* Requisitos *
No trecho sobre emancipação em Freire, em que obra ele defende uma pedagogia para todos? Indique o título, por favor.

* Trecho da página *
»»

O presente trabalho, tem por objetivo apresentar algumas ideias e conceitos, primeiramente sobre a Emancipação e, na continuidade, relacionar com a proposta freireana da educação libertadora. O texto trata de uma contextualização das ideias de Freire, sobre democracia, educação e  emancipação  social como  prática  política. Pois, tudo o que trata de ação humana, não deixa de ser essencialmente ação política. Toda ação humana marca uma posição no mundo frente às realidades sócio-históricas já constituídas e, por isso, demanda novas ações, intervenção, rupturas que vão demarcar e formar a transformação social. Falar de emancipação é falar das condições de vida social, desejando dar saliência às práticas libertadoras, é como escapar do universalismo neutro que esconde ou neutraliza muitas formas de dominação. Liberdade aqui é no sentido de reinventar-se a partir da aposta da conscientização crítica, ou na desconstrução discursiva dos sistemas diante das condições de opressão,





PALAVRAS-CHAVE: Educação, Emancipação, liberdade, política e opressão




Proposta de Paulo Freire sobre emancipação dos oprimidos


É sabido que emancipação, lendo Freire, significa uma grande conquista política que só pode se manter na práxis humana como luta continua em prol da libertação dos indivíduos. Além disso, também deve ser ressaltada a questão, de que as pessoas despossuídas e com vidas marcadas pela dor da desumanização, promovida pela opressão e pela dominação social, são frutos negativos e deve-se olhar profundamente para se pensar na superação das barreiras e portanto, no como emancipar. Além disso, é fundamental compreender a aproximação dos conceitos de emancipação entre Boaventura e Freire.
Falar em emancipação retomando Freire (2000), é falar das diferentes formas de opressão e de dominação no mundo neoliberal e de exclusão. É falar de pessoas que vivem de grandes necessidades materiais, de subtração subjetiva e que acabam por ter ausência da alegria de viver, da conscientização principal para conseguirem encontrar a liberdade, a felicidade e a cidadania que desenha democracia.
Portanto, o processo emancipatório, percorrendo essa visão, acontece de uma intencionalidade politica que assume um futuro voltado para transformação social. Acontece por todos aqueles que são comprometidos com a desopressão, como bem coloca Zitkoski (2006), ressaltando que é, contrariamente ao pessimismo e ao fatalismo autoritário defendido pela pós- modernidade, e ao mecanismo etapista do marxismo ortodoxo, que afirma o processo de transformação social, como sendo “certo” e “inevitável”.
Na obra Pedagogia do Oprimido (2002), Freire aponta e defende uma pedagogia para todos e que possam se emancipar, mediante uma luta libertadora, que “só faz sentido se os oprimidos buscarem a reconstrução de sua humanidade e realizarem a grande tarefa humanística e histórica dos oprimidos – libertar-se a si e os opressores” (FREIRE, 2002, p. 30).
Além disso, ou seja, continuar uma luta pela transformação social, visando emancipação, o projeto emancipatório defendido por Freire também chama atenção para o multiculturalismo, clareando que o direito de ser diferente, significa sociedade democrática. Para identificar mais claramente aquilo que Freire defende como projeto emancipatório, é condição fundamental que se busque uma sociedade socialista.

««

* Entradas selecionadas *
»»

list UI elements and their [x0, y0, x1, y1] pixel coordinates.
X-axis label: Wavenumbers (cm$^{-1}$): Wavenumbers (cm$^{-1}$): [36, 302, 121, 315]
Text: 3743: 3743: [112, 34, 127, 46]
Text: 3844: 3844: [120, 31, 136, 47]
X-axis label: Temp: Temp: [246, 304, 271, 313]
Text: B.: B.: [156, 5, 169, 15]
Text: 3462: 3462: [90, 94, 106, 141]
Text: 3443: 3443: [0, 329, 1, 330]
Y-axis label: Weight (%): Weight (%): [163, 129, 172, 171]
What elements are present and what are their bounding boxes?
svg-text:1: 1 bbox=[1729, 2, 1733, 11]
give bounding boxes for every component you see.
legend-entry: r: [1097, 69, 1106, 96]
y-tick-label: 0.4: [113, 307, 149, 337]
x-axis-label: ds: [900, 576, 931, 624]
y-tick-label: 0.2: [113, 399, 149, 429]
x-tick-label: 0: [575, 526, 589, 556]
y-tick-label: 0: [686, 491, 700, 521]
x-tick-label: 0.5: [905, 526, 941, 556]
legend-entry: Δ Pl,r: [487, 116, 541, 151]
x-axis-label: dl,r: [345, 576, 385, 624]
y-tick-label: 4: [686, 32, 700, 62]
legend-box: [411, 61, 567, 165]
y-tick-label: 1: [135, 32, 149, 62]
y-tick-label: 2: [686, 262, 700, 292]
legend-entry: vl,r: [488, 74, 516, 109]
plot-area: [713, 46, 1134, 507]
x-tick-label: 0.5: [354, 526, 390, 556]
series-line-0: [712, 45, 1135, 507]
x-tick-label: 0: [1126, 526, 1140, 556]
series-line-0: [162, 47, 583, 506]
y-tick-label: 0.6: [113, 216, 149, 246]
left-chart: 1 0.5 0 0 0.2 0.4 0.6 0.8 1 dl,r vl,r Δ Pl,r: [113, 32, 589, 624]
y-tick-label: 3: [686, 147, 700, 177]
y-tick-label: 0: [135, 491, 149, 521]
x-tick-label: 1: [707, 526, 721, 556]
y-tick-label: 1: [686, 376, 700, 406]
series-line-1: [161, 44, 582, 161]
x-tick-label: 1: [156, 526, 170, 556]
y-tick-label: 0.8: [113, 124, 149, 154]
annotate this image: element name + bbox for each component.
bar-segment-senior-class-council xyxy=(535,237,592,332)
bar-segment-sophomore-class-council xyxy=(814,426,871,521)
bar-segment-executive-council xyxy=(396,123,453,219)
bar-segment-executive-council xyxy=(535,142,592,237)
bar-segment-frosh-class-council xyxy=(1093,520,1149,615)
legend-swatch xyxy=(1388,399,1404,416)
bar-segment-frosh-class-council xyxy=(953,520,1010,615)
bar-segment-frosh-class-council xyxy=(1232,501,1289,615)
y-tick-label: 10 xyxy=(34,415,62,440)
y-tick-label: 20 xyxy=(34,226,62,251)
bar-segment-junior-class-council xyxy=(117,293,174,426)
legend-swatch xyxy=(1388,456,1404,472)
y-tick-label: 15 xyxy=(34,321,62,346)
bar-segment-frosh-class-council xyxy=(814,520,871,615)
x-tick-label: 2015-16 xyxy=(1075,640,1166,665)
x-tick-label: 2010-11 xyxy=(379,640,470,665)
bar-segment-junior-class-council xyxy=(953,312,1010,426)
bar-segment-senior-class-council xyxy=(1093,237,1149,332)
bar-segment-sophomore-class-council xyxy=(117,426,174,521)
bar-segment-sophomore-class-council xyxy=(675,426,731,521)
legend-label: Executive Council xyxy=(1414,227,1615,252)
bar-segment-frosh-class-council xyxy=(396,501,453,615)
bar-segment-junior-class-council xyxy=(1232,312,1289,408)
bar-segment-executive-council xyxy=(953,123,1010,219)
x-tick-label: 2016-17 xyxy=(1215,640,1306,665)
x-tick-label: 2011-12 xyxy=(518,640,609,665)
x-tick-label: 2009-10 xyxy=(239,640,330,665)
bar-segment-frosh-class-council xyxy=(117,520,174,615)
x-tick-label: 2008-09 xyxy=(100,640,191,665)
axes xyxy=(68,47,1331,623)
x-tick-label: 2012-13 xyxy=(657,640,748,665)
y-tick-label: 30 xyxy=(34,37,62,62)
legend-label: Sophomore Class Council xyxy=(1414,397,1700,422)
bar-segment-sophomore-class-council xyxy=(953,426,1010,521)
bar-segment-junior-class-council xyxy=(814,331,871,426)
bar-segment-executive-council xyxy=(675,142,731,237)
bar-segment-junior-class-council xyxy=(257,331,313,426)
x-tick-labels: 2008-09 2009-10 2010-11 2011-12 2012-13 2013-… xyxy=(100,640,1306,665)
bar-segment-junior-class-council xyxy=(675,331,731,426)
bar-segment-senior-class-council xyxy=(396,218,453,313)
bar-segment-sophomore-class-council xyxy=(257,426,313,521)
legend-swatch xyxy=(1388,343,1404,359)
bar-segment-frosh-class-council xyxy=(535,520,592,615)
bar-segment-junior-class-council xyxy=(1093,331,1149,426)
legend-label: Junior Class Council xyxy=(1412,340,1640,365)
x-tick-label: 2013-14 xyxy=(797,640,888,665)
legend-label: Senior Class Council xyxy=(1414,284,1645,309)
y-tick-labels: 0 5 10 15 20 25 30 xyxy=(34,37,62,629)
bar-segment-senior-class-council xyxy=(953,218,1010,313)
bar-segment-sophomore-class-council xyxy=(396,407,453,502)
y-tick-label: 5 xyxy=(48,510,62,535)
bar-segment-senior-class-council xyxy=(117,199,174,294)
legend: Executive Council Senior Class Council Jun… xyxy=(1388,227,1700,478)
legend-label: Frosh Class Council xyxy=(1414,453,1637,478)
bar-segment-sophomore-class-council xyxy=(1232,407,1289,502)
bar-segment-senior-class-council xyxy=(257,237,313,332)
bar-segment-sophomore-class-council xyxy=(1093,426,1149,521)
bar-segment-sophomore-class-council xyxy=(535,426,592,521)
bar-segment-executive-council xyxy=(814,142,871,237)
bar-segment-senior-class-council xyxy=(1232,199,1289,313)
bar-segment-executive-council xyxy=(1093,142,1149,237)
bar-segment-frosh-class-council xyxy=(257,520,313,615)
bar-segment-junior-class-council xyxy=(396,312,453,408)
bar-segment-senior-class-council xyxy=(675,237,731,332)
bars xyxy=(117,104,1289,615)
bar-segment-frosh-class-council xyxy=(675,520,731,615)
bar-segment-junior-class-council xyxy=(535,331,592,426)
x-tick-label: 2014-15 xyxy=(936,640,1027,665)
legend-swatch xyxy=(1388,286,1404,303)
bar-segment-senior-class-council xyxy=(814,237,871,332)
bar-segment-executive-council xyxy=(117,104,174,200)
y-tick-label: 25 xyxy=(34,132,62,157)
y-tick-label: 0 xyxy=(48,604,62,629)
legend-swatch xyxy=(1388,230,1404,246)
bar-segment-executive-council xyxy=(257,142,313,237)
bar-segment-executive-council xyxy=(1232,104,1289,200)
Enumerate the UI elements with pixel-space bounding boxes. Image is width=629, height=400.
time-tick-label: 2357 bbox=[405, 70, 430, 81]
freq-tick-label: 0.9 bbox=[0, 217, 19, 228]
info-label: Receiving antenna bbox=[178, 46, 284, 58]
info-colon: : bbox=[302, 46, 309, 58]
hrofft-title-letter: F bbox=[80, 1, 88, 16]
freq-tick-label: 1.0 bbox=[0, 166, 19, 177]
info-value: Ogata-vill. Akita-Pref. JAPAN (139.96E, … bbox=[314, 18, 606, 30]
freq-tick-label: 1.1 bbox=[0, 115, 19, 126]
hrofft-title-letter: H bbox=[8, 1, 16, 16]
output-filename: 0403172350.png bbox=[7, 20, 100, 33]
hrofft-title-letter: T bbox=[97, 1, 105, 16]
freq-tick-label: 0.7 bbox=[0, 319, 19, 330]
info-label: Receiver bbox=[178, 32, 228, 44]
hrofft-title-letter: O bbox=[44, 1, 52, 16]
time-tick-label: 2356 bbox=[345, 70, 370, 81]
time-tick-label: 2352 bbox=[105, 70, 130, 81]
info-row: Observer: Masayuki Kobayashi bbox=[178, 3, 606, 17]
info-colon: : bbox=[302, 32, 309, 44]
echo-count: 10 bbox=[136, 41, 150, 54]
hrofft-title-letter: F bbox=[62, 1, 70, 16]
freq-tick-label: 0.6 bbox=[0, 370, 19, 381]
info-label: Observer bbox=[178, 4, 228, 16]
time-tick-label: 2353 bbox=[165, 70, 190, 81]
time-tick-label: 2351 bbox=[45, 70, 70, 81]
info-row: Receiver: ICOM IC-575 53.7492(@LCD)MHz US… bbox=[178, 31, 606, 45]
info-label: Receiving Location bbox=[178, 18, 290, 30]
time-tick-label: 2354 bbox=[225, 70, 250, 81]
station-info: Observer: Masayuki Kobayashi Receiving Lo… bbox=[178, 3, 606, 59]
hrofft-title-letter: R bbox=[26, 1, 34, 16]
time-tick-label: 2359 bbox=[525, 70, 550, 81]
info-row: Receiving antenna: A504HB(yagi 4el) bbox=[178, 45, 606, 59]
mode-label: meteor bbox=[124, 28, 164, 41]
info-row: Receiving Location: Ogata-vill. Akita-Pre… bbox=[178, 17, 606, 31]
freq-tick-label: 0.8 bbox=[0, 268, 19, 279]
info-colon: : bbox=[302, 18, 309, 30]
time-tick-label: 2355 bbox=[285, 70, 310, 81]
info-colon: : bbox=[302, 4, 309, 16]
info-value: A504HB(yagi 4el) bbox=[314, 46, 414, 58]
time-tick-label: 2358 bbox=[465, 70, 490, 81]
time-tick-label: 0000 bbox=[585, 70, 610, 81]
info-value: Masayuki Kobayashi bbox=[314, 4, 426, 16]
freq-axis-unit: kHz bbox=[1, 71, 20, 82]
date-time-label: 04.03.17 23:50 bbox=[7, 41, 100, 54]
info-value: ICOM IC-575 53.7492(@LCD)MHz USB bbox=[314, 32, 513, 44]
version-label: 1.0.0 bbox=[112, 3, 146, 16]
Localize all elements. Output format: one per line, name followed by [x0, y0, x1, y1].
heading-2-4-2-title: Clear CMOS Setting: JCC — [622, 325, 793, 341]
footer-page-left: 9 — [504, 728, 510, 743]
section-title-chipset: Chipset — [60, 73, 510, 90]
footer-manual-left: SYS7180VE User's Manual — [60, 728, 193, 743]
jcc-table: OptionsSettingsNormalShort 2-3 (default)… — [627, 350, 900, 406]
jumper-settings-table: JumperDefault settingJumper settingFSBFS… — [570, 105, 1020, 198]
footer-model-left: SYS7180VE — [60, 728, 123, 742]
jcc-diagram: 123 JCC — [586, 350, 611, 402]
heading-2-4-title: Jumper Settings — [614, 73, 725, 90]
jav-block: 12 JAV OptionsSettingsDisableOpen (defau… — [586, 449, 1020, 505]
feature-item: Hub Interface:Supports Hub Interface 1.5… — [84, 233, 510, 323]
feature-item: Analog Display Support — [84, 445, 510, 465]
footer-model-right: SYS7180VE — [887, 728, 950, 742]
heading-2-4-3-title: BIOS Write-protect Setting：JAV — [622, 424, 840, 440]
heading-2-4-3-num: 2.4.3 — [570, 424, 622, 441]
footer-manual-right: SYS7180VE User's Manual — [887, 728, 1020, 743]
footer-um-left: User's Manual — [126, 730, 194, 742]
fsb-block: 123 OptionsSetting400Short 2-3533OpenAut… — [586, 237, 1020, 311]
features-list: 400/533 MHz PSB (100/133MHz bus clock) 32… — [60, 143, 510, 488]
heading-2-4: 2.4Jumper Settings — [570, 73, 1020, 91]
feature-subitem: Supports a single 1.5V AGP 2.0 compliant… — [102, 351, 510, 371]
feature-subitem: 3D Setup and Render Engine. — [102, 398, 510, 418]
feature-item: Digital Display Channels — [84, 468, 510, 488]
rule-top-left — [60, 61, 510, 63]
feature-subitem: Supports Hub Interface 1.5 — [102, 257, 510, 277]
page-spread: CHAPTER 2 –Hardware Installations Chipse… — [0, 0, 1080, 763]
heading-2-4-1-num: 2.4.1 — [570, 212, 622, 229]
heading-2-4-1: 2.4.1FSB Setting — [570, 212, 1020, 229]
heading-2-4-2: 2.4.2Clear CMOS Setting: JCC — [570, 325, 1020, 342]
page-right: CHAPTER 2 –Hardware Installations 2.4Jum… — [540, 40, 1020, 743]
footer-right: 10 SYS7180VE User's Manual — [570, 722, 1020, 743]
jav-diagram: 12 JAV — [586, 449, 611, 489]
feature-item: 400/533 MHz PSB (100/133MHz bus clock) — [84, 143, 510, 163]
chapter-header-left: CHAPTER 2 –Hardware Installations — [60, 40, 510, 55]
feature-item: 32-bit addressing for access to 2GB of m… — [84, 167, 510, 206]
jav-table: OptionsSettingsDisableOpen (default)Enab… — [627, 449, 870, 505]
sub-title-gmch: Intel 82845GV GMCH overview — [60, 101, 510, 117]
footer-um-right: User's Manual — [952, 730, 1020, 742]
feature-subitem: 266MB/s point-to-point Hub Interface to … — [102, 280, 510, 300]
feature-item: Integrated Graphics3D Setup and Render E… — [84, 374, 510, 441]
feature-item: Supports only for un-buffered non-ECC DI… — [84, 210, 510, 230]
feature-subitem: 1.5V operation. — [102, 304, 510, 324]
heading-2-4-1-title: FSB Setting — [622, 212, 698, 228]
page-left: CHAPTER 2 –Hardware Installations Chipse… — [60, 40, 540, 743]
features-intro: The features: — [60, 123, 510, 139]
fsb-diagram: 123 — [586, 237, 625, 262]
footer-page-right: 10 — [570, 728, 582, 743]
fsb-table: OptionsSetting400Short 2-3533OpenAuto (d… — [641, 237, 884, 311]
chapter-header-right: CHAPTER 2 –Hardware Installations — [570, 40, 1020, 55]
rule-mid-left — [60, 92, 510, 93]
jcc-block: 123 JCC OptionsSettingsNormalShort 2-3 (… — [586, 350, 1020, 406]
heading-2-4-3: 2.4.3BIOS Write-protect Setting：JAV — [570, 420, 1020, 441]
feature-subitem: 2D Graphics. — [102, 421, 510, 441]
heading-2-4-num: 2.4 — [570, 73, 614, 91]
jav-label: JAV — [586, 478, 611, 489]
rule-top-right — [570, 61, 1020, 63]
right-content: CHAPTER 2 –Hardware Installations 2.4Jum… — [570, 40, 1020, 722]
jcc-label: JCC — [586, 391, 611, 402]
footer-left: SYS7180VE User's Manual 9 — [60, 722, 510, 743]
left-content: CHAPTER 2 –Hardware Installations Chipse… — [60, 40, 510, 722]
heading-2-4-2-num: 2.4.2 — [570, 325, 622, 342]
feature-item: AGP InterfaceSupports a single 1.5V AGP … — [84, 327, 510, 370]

««

* Resposta esperada *
Em Pedagogia do Oprimido (2002).